*Problem to work on*. Each entry here needs to be set down again exactly, please; pictures are left out.

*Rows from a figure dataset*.

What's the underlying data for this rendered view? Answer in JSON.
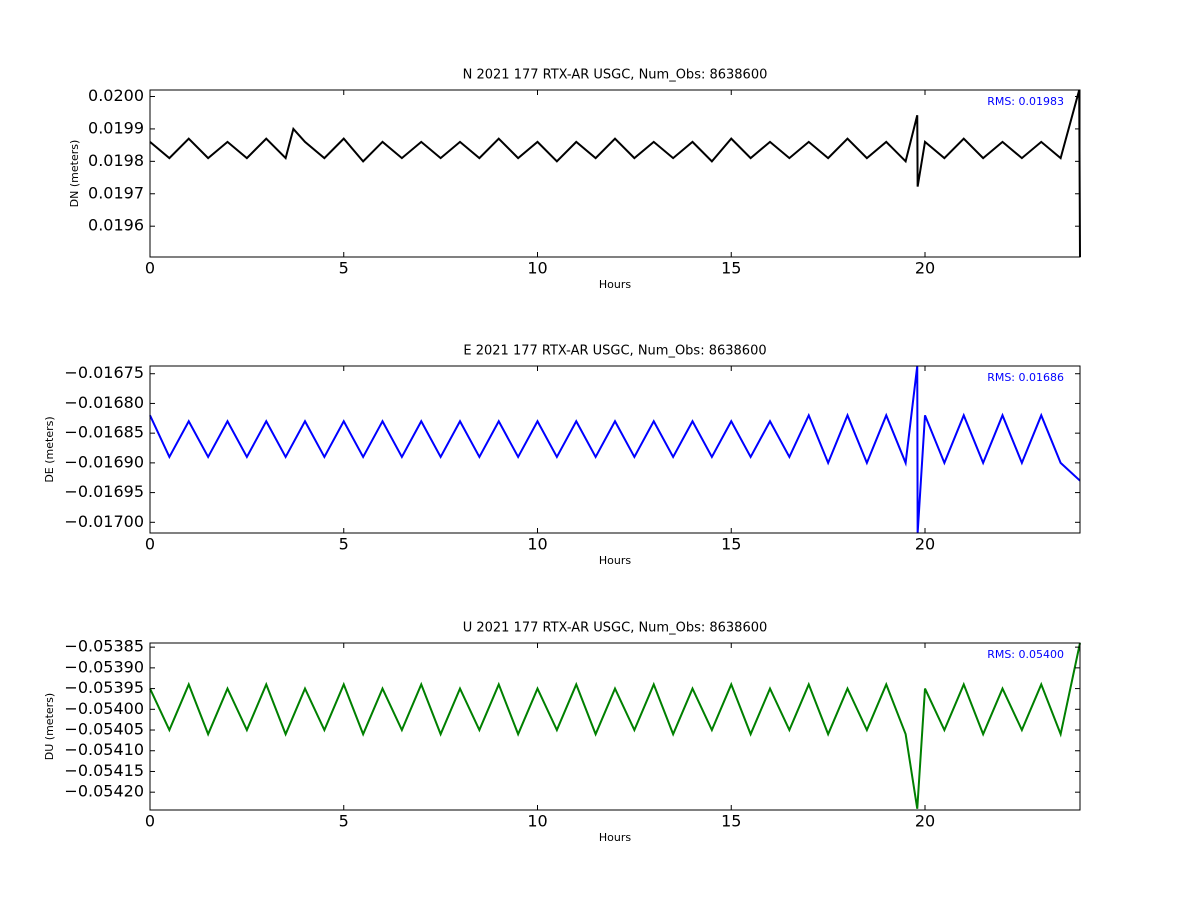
{
  "chart_data": [
    {
      "type": "line",
      "title": "N 2021 177 RTX-AR  USGC, Num_Obs: 8638600",
      "x_label": "Hours",
      "y_label": "DN (meters)",
      "annotation": "RMS:  0.01983",
      "annotation_color": "#0000ff",
      "xlim": [
        0,
        24
      ],
      "xticks": [
        0,
        5,
        10,
        15,
        20
      ],
      "ylim": [
        0.019505,
        0.02002
      ],
      "yticks": [
        {
          "value": 0.02,
          "label": "0.0200"
        },
        0.0199,
        0.0198,
        0.0197,
        0.0196
      ],
      "series": [
        {
          "color": "#000000",
          "x": [
            0,
            0.5,
            1,
            1.5,
            2,
            2.5,
            3,
            3.5,
            3.7,
            4,
            4.5,
            5,
            5.5,
            6,
            6.5,
            7,
            7.5,
            8,
            8.5,
            9,
            9.5,
            10,
            10.5,
            11,
            11.5,
            12,
            12.5,
            13,
            13.5,
            14,
            14.5,
            15,
            15.5,
            16,
            16.5,
            17,
            17.5,
            18,
            18.5,
            19,
            19.5,
            19.8,
            19.81,
            20,
            20.5,
            21,
            21.5,
            22,
            22.5,
            23,
            23.5,
            23.98,
            24
          ],
          "values": [
            0.01986,
            0.01981,
            0.01987,
            0.01981,
            0.01986,
            0.01981,
            0.01987,
            0.01981,
            0.0199,
            0.01986,
            0.01981,
            0.01987,
            0.0198,
            0.01986,
            0.01981,
            0.01986,
            0.01981,
            0.01986,
            0.01981,
            0.01987,
            0.01981,
            0.01986,
            0.0198,
            0.01986,
            0.01981,
            0.01987,
            0.01981,
            0.01986,
            0.01981,
            0.01986,
            0.0198,
            0.01987,
            0.01981,
            0.01986,
            0.01981,
            0.01986,
            0.01981,
            0.01987,
            0.01981,
            0.01986,
            0.0198,
            0.019942,
            0.019722,
            0.01986,
            0.01981,
            0.01987,
            0.01981,
            0.01986,
            0.01981,
            0.01986,
            0.01981,
            0.02002,
            0.019505
          ]
        }
      ]
    },
    {
      "type": "line",
      "title": "E 2021 177 RTX-AR  USGC, Num_Obs: 8638600",
      "x_label": "Hours",
      "y_label": "DE (meters)",
      "annotation": "RMS:  0.01686",
      "annotation_color": "#0000ff",
      "xlim": [
        0,
        24
      ],
      "xticks": [
        0,
        5,
        10,
        15,
        20
      ],
      "ylim": [
        -0.017018,
        -0.016737
      ],
      "yticks": [
        {
          "value": -0.01675,
          "label": "−0.01675"
        },
        {
          "value": -0.0168,
          "label": "−0.01680"
        },
        {
          "value": -0.01685,
          "label": "−0.01685"
        },
        {
          "value": -0.0169,
          "label": "−0.01690"
        },
        {
          "value": -0.01695,
          "label": "−0.01695"
        },
        {
          "value": -0.017,
          "label": "−0.01700"
        }
      ],
      "series": [
        {
          "color": "#0000ff",
          "x": [
            0,
            0.5,
            1,
            1.5,
            2,
            2.5,
            3,
            3.5,
            4,
            4.5,
            5,
            5.5,
            6,
            6.5,
            7,
            7.5,
            8,
            8.5,
            9,
            9.5,
            10,
            10.5,
            11,
            11.5,
            12,
            12.5,
            13,
            13.5,
            14,
            14.5,
            15,
            15.5,
            16,
            16.5,
            17,
            17.5,
            18,
            18.5,
            19,
            19.5,
            19.8,
            19.81,
            20,
            20.5,
            21,
            21.5,
            22,
            22.5,
            23,
            23.5,
            24
          ],
          "values": [
            -0.01682,
            -0.01689,
            -0.01683,
            -0.01689,
            -0.01683,
            -0.01689,
            -0.01683,
            -0.01689,
            -0.01683,
            -0.01689,
            -0.01683,
            -0.01689,
            -0.01683,
            -0.01689,
            -0.01683,
            -0.01689,
            -0.01683,
            -0.01689,
            -0.01683,
            -0.01689,
            -0.01683,
            -0.01689,
            -0.01683,
            -0.01689,
            -0.01683,
            -0.01689,
            -0.01683,
            -0.01689,
            -0.01683,
            -0.01689,
            -0.01683,
            -0.01689,
            -0.01683,
            -0.01689,
            -0.01682,
            -0.0169,
            -0.01682,
            -0.0169,
            -0.01682,
            -0.0169,
            -0.016737,
            -0.017018,
            -0.01682,
            -0.0169,
            -0.01682,
            -0.0169,
            -0.01682,
            -0.0169,
            -0.01682,
            -0.0169,
            -0.01693
          ]
        }
      ]
    },
    {
      "type": "line",
      "title": "U 2021 177 RTX-AR  USGC, Num_Obs: 8638600",
      "x_label": "Hours",
      "y_label": "DU (meters)",
      "annotation": "RMS:  0.05400",
      "annotation_color": "#0000ff",
      "xlim": [
        0,
        24
      ],
      "xticks": [
        0,
        5,
        10,
        15,
        20
      ],
      "ylim": [
        -0.054243,
        -0.05384
      ],
      "yticks": [
        {
          "value": -0.05385,
          "label": "−0.05385"
        },
        {
          "value": -0.0539,
          "label": "−0.05390"
        },
        {
          "value": -0.05395,
          "label": "−0.05395"
        },
        {
          "value": -0.054,
          "label": "−0.05400"
        },
        {
          "value": -0.05405,
          "label": "−0.05405"
        },
        {
          "value": -0.0541,
          "label": "−0.05410"
        },
        {
          "value": -0.05415,
          "label": "−0.05415"
        },
        {
          "value": -0.0542,
          "label": "−0.05420"
        }
      ],
      "series": [
        {
          "color": "#008000",
          "x": [
            0,
            0.5,
            1,
            1.5,
            2,
            2.5,
            3,
            3.5,
            4,
            4.5,
            5,
            5.5,
            6,
            6.5,
            7,
            7.5,
            8,
            8.5,
            9,
            9.5,
            10,
            10.5,
            11,
            11.5,
            12,
            12.5,
            13,
            13.5,
            14,
            14.5,
            15,
            15.5,
            16,
            16.5,
            17,
            17.5,
            18,
            18.5,
            19,
            19.5,
            19.8,
            20,
            20.5,
            21,
            21.5,
            22,
            22.5,
            23,
            23.5,
            24
          ],
          "values": [
            -0.05395,
            -0.05405,
            -0.05394,
            -0.05406,
            -0.05395,
            -0.05405,
            -0.05394,
            -0.05406,
            -0.05395,
            -0.05405,
            -0.05394,
            -0.05406,
            -0.05395,
            -0.05405,
            -0.05394,
            -0.05406,
            -0.05395,
            -0.05405,
            -0.05394,
            -0.05406,
            -0.05395,
            -0.05405,
            -0.05394,
            -0.05406,
            -0.05395,
            -0.05405,
            -0.05394,
            -0.05406,
            -0.05395,
            -0.05405,
            -0.05394,
            -0.05406,
            -0.05395,
            -0.05405,
            -0.05394,
            -0.05406,
            -0.05395,
            -0.05405,
            -0.05394,
            -0.05406,
            -0.05424,
            -0.05395,
            -0.05405,
            -0.05394,
            -0.05406,
            -0.05395,
            -0.05405,
            -0.05394,
            -0.05406,
            -0.05384
          ]
        }
      ]
    }
  ]
}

*Completed exercise*.
What's the underlying data for this rendered view? Answer in JSON.
{
  "chart_data": [
    {
      "type": "line",
      "title": "N 2021 177 RTX-AR  USGC, Num_Obs: 8638600",
      "x_label": "Hours",
      "y_label": "DN (meters)",
      "annotation": "RMS:  0.01983",
      "annotation_color": "#0000ff",
      "xlim": [
        0,
        24
      ],
      "xticks": [
        0,
        5,
        10,
        15,
        20
      ],
      "ylim": [
        0.019505,
        0.02002
      ],
      "yticks": [
        {
          "value": 0.02,
          "label": "0.0200"
        },
        0.0199,
        0.0198,
        0.0197,
        0.0196
      ],
      "series": [
        {
          "color": "#000000",
          "x": [
            0,
            0.5,
            1,
            1.5,
            2,
            2.5,
            3,
            3.5,
            3.7,
            4,
            4.5,
            5,
            5.5,
            6,
            6.5,
            7,
            7.5,
            8,
            8.5,
            9,
            9.5,
            10,
            10.5,
            11,
            11.5,
            12,
            12.5,
            13,
            13.5,
            14,
            14.5,
            15,
            15.5,
            16,
            16.5,
            17,
            17.5,
            18,
            18.5,
            19,
            19.5,
            19.8,
            19.81,
            20,
            20.5,
            21,
            21.5,
            22,
            22.5,
            23,
            23.5,
            23.98,
            24
          ],
          "values": [
            0.01986,
            0.01981,
            0.01987,
            0.01981,
            0.01986,
            0.01981,
            0.01987,
            0.01981,
            0.0199,
            0.01986,
            0.01981,
            0.01987,
            0.0198,
            0.01986,
            0.01981,
            0.01986,
            0.01981,
            0.01986,
            0.01981,
            0.01987,
            0.01981,
            0.01986,
            0.0198,
            0.01986,
            0.01981,
            0.01987,
            0.01981,
            0.01986,
            0.01981,
            0.01986,
            0.0198,
            0.01987,
            0.01981,
            0.01986,
            0.01981,
            0.01986,
            0.01981,
            0.01987,
            0.01981,
            0.01986,
            0.0198,
            0.019942,
            0.019722,
            0.01986,
            0.01981,
            0.01987,
            0.01981,
            0.01986,
            0.01981,
            0.01986,
            0.01981,
            0.02002,
            0.019505
          ]
        }
      ]
    },
    {
      "type": "line",
      "title": "E 2021 177 RTX-AR  USGC, Num_Obs: 8638600",
      "x_label": "Hours",
      "y_label": "DE (meters)",
      "annotation": "RMS:  0.01686",
      "annotation_color": "#0000ff",
      "xlim": [
        0,
        24
      ],
      "xticks": [
        0,
        5,
        10,
        15,
        20
      ],
      "ylim": [
        -0.017018,
        -0.016737
      ],
      "yticks": [
        {
          "value": -0.01675,
          "label": "−0.01675"
        },
        {
          "value": -0.0168,
          "label": "−0.01680"
        },
        {
          "value": -0.01685,
          "label": "−0.01685"
        },
        {
          "value": -0.0169,
          "label": "−0.01690"
        },
        {
          "value": -0.01695,
          "label": "−0.01695"
        },
        {
          "value": -0.017,
          "label": "−0.01700"
        }
      ],
      "series": [
        {
          "color": "#0000ff",
          "x": [
            0,
            0.5,
            1,
            1.5,
            2,
            2.5,
            3,
            3.5,
            4,
            4.5,
            5,
            5.5,
            6,
            6.5,
            7,
            7.5,
            8,
            8.5,
            9,
            9.5,
            10,
            10.5,
            11,
            11.5,
            12,
            12.5,
            13,
            13.5,
            14,
            14.5,
            15,
            15.5,
            16,
            16.5,
            17,
            17.5,
            18,
            18.5,
            19,
            19.5,
            19.8,
            19.81,
            20,
            20.5,
            21,
            21.5,
            22,
            22.5,
            23,
            23.5,
            24
          ],
          "values": [
            -0.01682,
            -0.01689,
            -0.01683,
            -0.01689,
            -0.01683,
            -0.01689,
            -0.01683,
            -0.01689,
            -0.01683,
            -0.01689,
            -0.01683,
            -0.01689,
            -0.01683,
            -0.01689,
            -0.01683,
            -0.01689,
            -0.01683,
            -0.01689,
            -0.01683,
            -0.01689,
            -0.01683,
            -0.01689,
            -0.01683,
            -0.01689,
            -0.01683,
            -0.01689,
            -0.01683,
            -0.01689,
            -0.01683,
            -0.01689,
            -0.01683,
            -0.01689,
            -0.01683,
            -0.01689,
            -0.01682,
            -0.0169,
            -0.01682,
            -0.0169,
            -0.01682,
            -0.0169,
            -0.016737,
            -0.017018,
            -0.01682,
            -0.0169,
            -0.01682,
            -0.0169,
            -0.01682,
            -0.0169,
            -0.01682,
            -0.0169,
            -0.01693
          ]
        }
      ]
    },
    {
      "type": "line",
      "title": "U 2021 177 RTX-AR  USGC, Num_Obs: 8638600",
      "x_label": "Hours",
      "y_label": "DU (meters)",
      "annotation": "RMS:  0.05400",
      "annotation_color": "#0000ff",
      "xlim": [
        0,
        24
      ],
      "xticks": [
        0,
        5,
        10,
        15,
        20
      ],
      "ylim": [
        -0.054243,
        -0.05384
      ],
      "yticks": [
        {
          "value": -0.05385,
          "label": "−0.05385"
        },
        {
          "value": -0.0539,
          "label": "−0.05390"
        },
        {
          "value": -0.05395,
          "label": "−0.05395"
        },
        {
          "value": -0.054,
          "label": "−0.05400"
        },
        {
          "value": -0.05405,
          "label": "−0.05405"
        },
        {
          "value": -0.0541,
          "label": "−0.05410"
        },
        {
          "value": -0.05415,
          "label": "−0.05415"
        },
        {
          "value": -0.0542,
          "label": "−0.05420"
        }
      ],
      "series": [
        {
          "color": "#008000",
          "x": [
            0,
            0.5,
            1,
            1.5,
            2,
            2.5,
            3,
            3.5,
            4,
            4.5,
            5,
            5.5,
            6,
            6.5,
            7,
            7.5,
            8,
            8.5,
            9,
            9.5,
            10,
            10.5,
            11,
            11.5,
            12,
            12.5,
            13,
            13.5,
            14,
            14.5,
            15,
            15.5,
            16,
            16.5,
            17,
            17.5,
            18,
            18.5,
            19,
            19.5,
            19.8,
            20,
            20.5,
            21,
            21.5,
            22,
            22.5,
            23,
            23.5,
            24
          ],
          "values": [
            -0.05395,
            -0.05405,
            -0.05394,
            -0.05406,
            -0.05395,
            -0.05405,
            -0.05394,
            -0.05406,
            -0.05395,
            -0.05405,
            -0.05394,
            -0.05406,
            -0.05395,
            -0.05405,
            -0.05394,
            -0.05406,
            -0.05395,
            -0.05405,
            -0.05394,
            -0.05406,
            -0.05395,
            -0.05405,
            -0.05394,
            -0.05406,
            -0.05395,
            -0.05405,
            -0.05394,
            -0.05406,
            -0.05395,
            -0.05405,
            -0.05394,
            -0.05406,
            -0.05395,
            -0.05405,
            -0.05394,
            -0.05406,
            -0.05395,
            -0.05405,
            -0.05394,
            -0.05406,
            -0.05424,
            -0.05395,
            -0.05405,
            -0.05394,
            -0.05406,
            -0.05395,
            -0.05405,
            -0.05394,
            -0.05406,
            -0.05384
          ]
        }
      ]
    }
  ]
}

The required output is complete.